» Goal:
Scan the listing below and copy every line holding "legend".

* Begin Excerpted data *

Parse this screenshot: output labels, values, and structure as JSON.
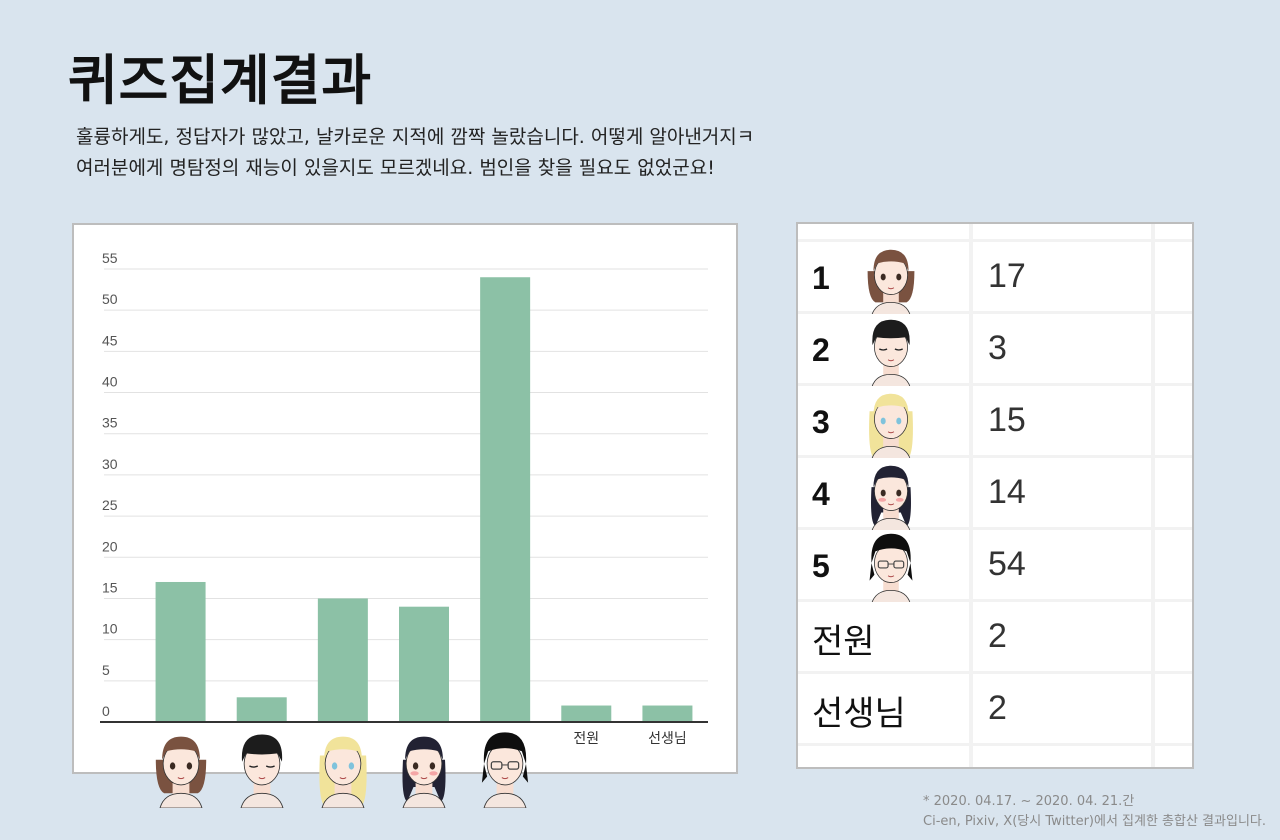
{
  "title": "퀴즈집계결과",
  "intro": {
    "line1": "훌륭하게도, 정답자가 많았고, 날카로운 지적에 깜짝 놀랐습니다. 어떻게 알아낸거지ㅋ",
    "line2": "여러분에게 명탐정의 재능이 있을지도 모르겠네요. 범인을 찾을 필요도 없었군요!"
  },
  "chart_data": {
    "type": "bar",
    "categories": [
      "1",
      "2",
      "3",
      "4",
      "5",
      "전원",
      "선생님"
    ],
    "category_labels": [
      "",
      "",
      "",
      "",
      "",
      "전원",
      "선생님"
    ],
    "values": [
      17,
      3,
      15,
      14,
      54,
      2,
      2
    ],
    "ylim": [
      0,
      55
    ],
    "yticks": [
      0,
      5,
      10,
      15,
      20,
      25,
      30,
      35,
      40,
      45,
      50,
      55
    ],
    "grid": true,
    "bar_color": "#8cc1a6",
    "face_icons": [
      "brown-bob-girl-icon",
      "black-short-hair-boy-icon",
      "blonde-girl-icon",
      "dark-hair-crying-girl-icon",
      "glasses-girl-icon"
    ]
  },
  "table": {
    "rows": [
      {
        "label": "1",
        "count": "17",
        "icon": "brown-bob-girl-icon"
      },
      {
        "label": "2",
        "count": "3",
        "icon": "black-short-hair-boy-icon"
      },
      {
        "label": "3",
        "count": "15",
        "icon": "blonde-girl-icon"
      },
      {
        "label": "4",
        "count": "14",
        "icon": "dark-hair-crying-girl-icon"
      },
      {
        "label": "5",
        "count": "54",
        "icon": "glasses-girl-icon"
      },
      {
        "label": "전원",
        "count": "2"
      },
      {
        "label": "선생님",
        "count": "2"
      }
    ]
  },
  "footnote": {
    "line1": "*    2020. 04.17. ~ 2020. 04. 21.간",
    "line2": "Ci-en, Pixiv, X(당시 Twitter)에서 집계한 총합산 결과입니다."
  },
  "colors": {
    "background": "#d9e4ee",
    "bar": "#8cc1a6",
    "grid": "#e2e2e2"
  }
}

* End Excerpted data *
* Begin Excerpted data *

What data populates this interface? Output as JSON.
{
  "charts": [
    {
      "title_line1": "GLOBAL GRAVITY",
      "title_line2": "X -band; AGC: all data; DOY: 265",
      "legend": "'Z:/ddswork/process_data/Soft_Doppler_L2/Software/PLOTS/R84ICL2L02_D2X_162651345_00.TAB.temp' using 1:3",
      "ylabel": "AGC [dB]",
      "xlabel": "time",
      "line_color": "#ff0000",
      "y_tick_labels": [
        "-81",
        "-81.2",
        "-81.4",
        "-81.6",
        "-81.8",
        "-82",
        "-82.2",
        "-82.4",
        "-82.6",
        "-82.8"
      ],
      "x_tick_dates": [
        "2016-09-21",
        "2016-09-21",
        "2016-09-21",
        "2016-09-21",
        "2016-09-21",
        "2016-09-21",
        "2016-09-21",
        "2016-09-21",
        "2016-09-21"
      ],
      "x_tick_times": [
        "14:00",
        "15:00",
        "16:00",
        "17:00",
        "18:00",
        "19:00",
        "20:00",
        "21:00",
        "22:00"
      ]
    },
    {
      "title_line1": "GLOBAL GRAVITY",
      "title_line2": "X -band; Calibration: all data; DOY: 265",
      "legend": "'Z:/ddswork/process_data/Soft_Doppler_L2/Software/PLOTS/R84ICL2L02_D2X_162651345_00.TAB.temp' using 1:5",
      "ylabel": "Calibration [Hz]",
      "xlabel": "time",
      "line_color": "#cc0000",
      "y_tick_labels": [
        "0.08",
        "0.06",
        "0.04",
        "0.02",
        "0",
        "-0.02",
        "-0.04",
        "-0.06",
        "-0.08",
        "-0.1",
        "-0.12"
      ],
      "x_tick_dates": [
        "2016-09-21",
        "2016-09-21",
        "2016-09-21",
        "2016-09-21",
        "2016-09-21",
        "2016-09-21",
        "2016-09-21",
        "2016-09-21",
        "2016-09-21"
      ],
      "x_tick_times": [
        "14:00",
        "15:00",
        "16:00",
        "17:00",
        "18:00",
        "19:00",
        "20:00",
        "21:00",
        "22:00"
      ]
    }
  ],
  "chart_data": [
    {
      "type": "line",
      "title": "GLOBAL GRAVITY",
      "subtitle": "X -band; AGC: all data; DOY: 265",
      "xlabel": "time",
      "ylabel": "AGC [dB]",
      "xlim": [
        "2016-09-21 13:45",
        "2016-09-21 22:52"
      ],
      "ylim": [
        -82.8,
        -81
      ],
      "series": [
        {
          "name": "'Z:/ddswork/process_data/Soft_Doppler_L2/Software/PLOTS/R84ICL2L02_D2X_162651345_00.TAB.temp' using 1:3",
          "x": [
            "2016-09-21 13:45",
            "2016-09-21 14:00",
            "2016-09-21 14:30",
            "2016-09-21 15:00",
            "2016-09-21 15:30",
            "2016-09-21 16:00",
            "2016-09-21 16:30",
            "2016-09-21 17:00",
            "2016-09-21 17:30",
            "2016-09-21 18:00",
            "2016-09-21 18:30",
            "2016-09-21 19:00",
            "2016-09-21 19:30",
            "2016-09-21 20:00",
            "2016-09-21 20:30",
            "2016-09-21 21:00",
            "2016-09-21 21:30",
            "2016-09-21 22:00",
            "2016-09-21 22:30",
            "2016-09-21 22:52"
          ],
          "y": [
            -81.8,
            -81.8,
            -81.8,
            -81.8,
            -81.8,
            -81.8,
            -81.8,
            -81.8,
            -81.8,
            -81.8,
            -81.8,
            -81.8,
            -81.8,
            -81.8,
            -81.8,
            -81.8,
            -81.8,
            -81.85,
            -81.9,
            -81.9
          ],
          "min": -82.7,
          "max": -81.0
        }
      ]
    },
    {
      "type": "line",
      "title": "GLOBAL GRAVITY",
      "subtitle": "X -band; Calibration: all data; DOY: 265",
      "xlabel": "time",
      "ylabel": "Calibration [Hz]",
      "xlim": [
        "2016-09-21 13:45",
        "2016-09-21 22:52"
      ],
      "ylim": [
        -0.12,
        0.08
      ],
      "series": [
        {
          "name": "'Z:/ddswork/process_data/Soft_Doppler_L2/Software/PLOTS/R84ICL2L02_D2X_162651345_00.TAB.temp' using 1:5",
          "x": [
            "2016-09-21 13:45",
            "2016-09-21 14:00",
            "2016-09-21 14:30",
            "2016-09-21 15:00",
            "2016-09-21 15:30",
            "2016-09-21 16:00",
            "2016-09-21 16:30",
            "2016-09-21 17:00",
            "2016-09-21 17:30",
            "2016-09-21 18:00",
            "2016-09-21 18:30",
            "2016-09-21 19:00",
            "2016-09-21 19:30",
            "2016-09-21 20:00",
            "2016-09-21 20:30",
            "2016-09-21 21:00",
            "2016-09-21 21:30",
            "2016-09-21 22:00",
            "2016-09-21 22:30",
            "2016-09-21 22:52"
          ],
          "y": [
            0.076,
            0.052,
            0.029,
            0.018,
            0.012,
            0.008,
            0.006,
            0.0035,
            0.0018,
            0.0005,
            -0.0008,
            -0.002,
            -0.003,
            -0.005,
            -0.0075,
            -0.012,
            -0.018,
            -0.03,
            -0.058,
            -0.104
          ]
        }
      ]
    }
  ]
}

* End Excerpted data *

» The reply:
      "legend": "'Z:/ddswork/process_data/Soft_Doppler_L2/Software/PLOTS/R84ICL2L02_D2X_162651345_00.TAB.temp' using 1:3",
      "legend": "'Z:/ddswork/process_data/Soft_Doppler_L2/Software/PLOTS/R84ICL2L02_D2X_162651345_00.TAB.temp' using 1:5",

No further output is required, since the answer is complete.